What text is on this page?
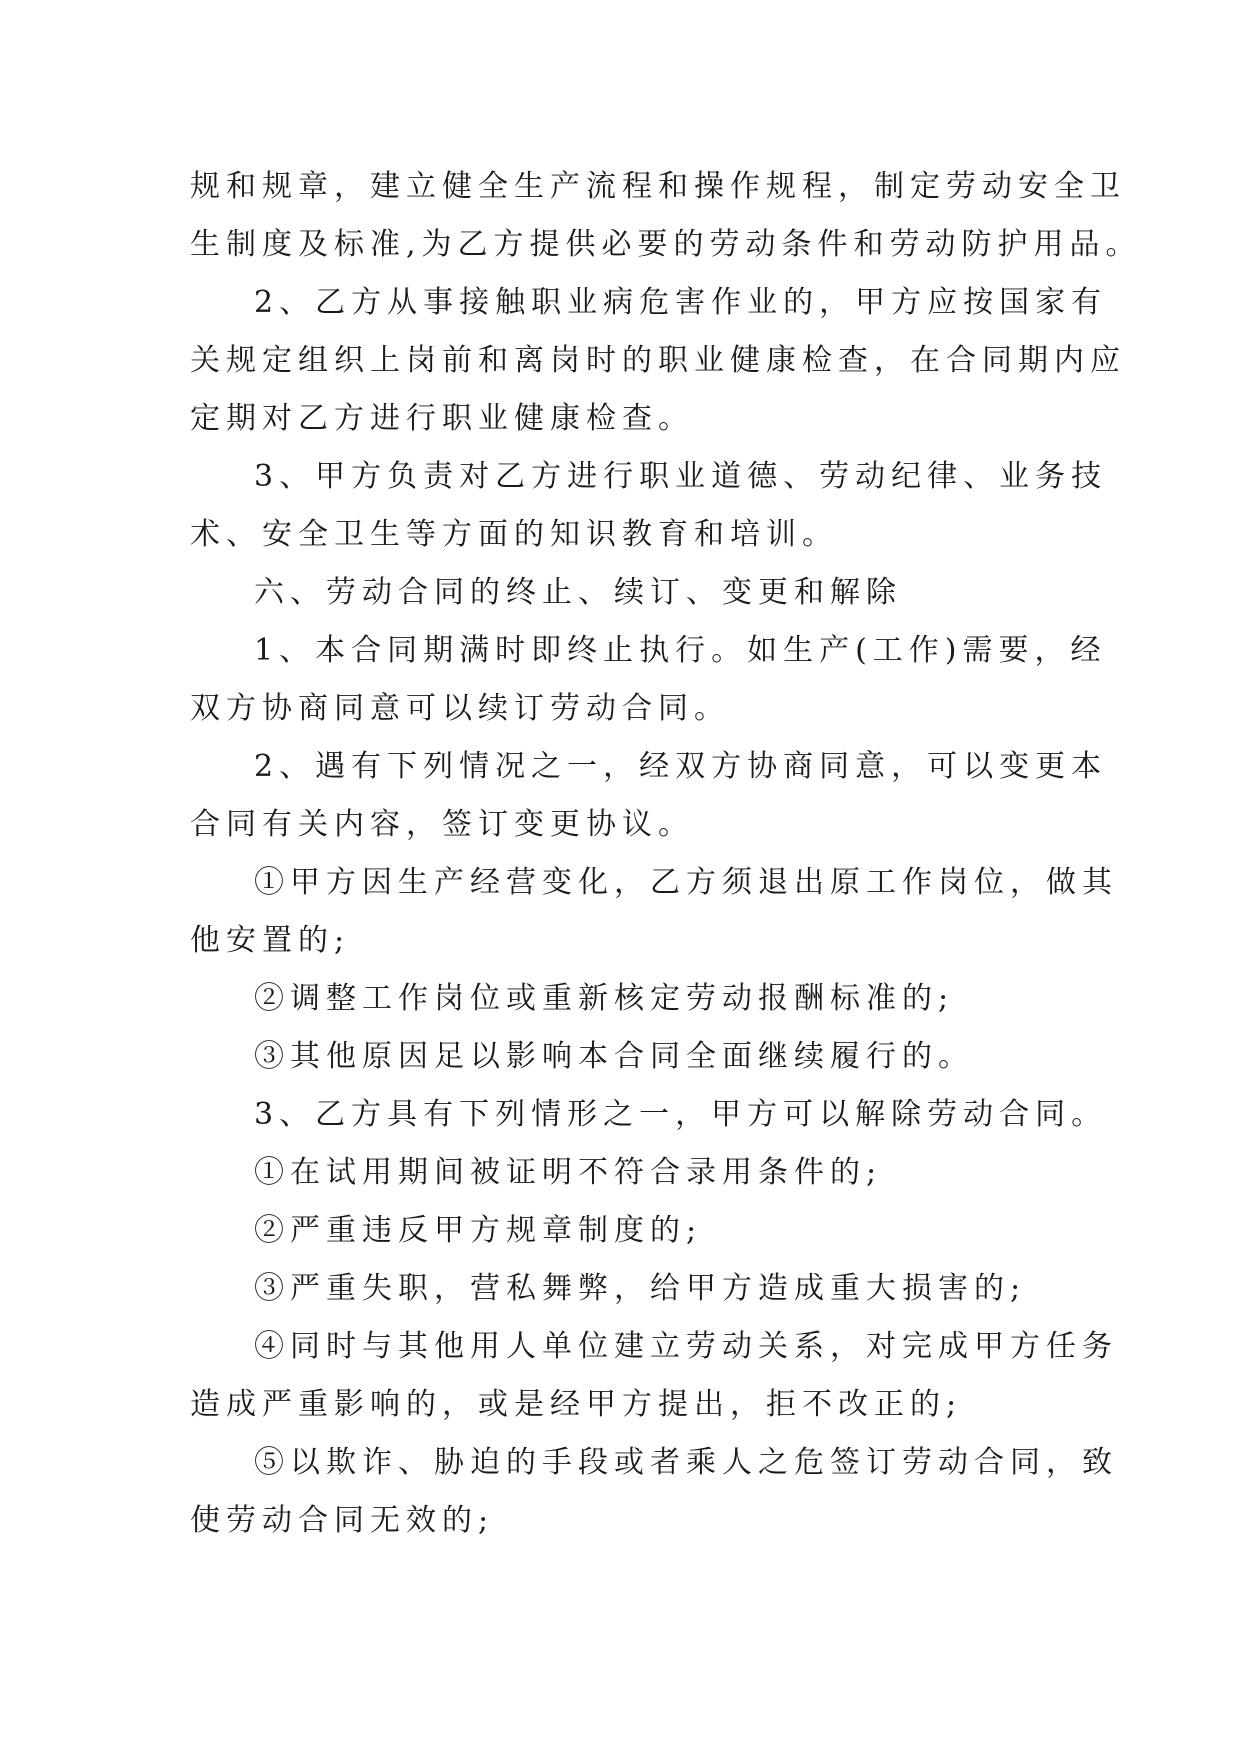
规和规章，建立健全生产流程和操作规程，制定劳动安全卫
生制度及标准,为乙方提供必要的劳动条件和劳动防护用品。
2、乙方从事接触职业病危害作业的，甲方应按国家有
关规定组织上岗前和离岗时的职业健康检查，在合同期内应
定期对乙方进行职业健康检查。
3、甲方负责对乙方进行职业道德、劳动纪律、业务技
术、安全卫生等方面的知识教育和培训。
六、劳动合同的终止、续订、变更和解除
1、本合同期满时即终止执行。如生产(工作)需要，经
双方协商同意可以续订劳动合同。
2、遇有下列情况之一，经双方协商同意，可以变更本
合同有关内容，签订变更协议。
①甲方因生产经营变化，乙方须退出原工作岗位，做其
他安置的;
②调整工作岗位或重新核定劳动报酬标准的;
③其他原因足以影响本合同全面继续履行的。
3、乙方具有下列情形之一，甲方可以解除劳动合同。
①在试用期间被证明不符合录用条件的;
②严重违反甲方规章制度的;
③严重失职，营私舞弊，给甲方造成重大损害的;
④同时与其他用人单位建立劳动关系，对完成甲方任务
造成严重影响的，或是经甲方提出，拒不改正的;
⑤以欺诈、胁迫的手段或者乘人之危签订劳动合同，致
使劳动合同无效的;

_DIRECTIONS_.
Print each line of the material above exactly, with the pictures removed from your copy.

_RESULT OF THIS TASK_.
What text is on this page?
规和规章，建立健全生产流程和操作规程，制定劳动安全卫
生制度及标准,为乙方提供必要的劳动条件和劳动防护用品。
2、乙方从事接触职业病危害作业的，甲方应按国家有
关规定组织上岗前和离岗时的职业健康检查，在合同期内应
定期对乙方进行职业健康检查。
3、甲方负责对乙方进行职业道德、劳动纪律、业务技
术、安全卫生等方面的知识教育和培训。
六、劳动合同的终止、续订、变更和解除
1、本合同期满时即终止执行。如生产(工作)需要，经
双方协商同意可以续订劳动合同。
2、遇有下列情况之一，经双方协商同意，可以变更本
合同有关内容，签订变更协议。
①甲方因生产经营变化，乙方须退出原工作岗位，做其
他安置的;
②调整工作岗位或重新核定劳动报酬标准的;
③其他原因足以影响本合同全面继续履行的。
3、乙方具有下列情形之一，甲方可以解除劳动合同。
①在试用期间被证明不符合录用条件的;
②严重违反甲方规章制度的;
③严重失职，营私舞弊，给甲方造成重大损害的;
④同时与其他用人单位建立劳动关系，对完成甲方任务
造成严重影响的，或是经甲方提出，拒不改正的;
⑤以欺诈、胁迫的手段或者乘人之危签订劳动合同，致
使劳动合同无效的;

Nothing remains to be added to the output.